▶ **GIVEN INSTRUCTION**:
Can you write out every line of the listing below, character for character and with nothing changed?

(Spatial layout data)
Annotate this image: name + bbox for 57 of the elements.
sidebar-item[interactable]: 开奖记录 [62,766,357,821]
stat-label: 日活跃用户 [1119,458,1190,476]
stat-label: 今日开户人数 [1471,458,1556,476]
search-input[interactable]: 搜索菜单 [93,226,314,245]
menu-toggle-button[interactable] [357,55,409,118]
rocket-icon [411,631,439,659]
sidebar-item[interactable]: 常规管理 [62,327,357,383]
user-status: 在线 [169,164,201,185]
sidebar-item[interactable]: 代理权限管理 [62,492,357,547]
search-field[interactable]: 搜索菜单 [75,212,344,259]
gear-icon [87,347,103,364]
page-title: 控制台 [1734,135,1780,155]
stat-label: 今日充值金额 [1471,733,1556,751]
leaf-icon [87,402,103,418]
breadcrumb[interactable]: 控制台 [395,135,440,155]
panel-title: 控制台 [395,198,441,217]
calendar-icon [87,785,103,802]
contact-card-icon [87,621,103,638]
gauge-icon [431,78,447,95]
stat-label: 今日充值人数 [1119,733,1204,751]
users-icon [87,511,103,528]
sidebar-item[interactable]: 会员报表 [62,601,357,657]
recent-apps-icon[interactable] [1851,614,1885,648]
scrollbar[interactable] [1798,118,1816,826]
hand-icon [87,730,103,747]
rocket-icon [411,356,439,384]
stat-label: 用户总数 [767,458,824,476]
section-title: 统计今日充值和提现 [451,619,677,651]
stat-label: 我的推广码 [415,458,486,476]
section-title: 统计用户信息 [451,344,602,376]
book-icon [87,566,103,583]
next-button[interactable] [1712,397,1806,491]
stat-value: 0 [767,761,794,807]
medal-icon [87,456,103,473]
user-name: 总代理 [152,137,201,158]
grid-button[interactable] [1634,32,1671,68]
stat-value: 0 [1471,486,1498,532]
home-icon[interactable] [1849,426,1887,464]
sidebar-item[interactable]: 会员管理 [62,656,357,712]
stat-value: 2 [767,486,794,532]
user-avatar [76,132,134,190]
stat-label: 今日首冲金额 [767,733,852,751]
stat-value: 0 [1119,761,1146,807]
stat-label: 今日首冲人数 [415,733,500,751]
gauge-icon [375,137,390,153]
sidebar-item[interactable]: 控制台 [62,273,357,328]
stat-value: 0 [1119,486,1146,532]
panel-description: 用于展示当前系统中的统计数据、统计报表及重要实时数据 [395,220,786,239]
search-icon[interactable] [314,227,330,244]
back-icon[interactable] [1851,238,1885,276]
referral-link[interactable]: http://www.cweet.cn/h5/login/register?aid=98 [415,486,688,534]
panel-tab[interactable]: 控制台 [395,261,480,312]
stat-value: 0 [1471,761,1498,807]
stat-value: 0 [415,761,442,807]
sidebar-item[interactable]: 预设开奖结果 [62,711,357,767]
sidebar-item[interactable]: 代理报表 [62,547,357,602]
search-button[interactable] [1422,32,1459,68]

▶ **ANSWER BELOW**:
Annotate this image: name + bbox for 57 of the elements.
sidebar-item[interactable]: 开奖记录 [62,766,357,821]
stat-label: 日活跃用户 [1119,458,1190,476]
stat-label: 今日开户人数 [1471,458,1556,476]
search-input[interactable]: 搜索菜单 [93,226,314,245]
menu-toggle-button[interactable] [357,55,409,118]
rocket-icon [411,631,439,659]
sidebar-item[interactable]: 常规管理 [62,327,357,383]
user-status: 在线 [169,164,201,185]
sidebar-item[interactable]: 代理权限管理 [62,492,357,547]
search-field[interactable]: 搜索菜单 [75,212,344,259]
gear-icon [87,347,103,364]
page-title: 控制台 [1734,135,1780,155]
stat-label: 今日充值金额 [1471,733,1556,751]
leaf-icon [87,402,103,418]
breadcrumb[interactable]: 控制台 [395,135,440,155]
panel-title: 控制台 [395,198,441,217]
calendar-icon [87,785,103,802]
contact-card-icon [87,621,103,638]
gauge-icon [431,78,447,95]
stat-label: 今日充值人数 [1119,733,1204,751]
users-icon [87,511,103,528]
sidebar-item[interactable]: 会员报表 [62,601,357,657]
recent-apps-icon[interactable] [1851,614,1885,648]
scrollbar[interactable] [1798,118,1816,826]
hand-icon [87,730,103,747]
rocket-icon [411,356,439,384]
stat-label: 用户总数 [767,458,824,476]
section-title: 统计今日充值和提现 [451,619,677,651]
stat-label: 我的推广码 [415,458,486,476]
section-title: 统计用户信息 [451,344,602,376]
book-icon [87,566,103,583]
next-button[interactable] [1712,397,1806,491]
stat-value: 0 [767,761,794,807]
medal-icon [87,456,103,473]
user-name: 总代理 [152,137,201,158]
grid-button[interactable] [1634,32,1671,68]
stat-value: 0 [1471,486,1498,532]
home-icon[interactable] [1849,426,1887,464]
sidebar-item[interactable]: 会员管理 [62,656,357,712]
stat-value: 2 [767,486,794,532]
user-avatar [76,132,134,190]
stat-label: 今日首冲金额 [767,733,852,751]
stat-value: 0 [1119,761,1146,807]
stat-label: 今日首冲人数 [415,733,500,751]
gauge-icon [375,137,390,153]
sidebar-item[interactable]: 控制台 [62,273,357,328]
stat-value: 0 [1119,486,1146,532]
panel-description: 用于展示当前系统中的统计数据、统计报表及重要实时数据 [395,220,786,239]
search-icon[interactable] [314,227,330,244]
back-icon[interactable] [1851,238,1885,276]
referral-link[interactable]: http://www.cweet.cn/h5/login/register?aid=98 [415,486,688,534]
panel-tab[interactable]: 控制台 [395,261,480,312]
stat-value: 0 [1471,761,1498,807]
stat-value: 0 [415,761,442,807]
sidebar-item[interactable]: 预设开奖结果 [62,711,357,767]
sidebar-item[interactable]: 代理报表 [62,547,357,602]
search-button[interactable] [1422,32,1459,68]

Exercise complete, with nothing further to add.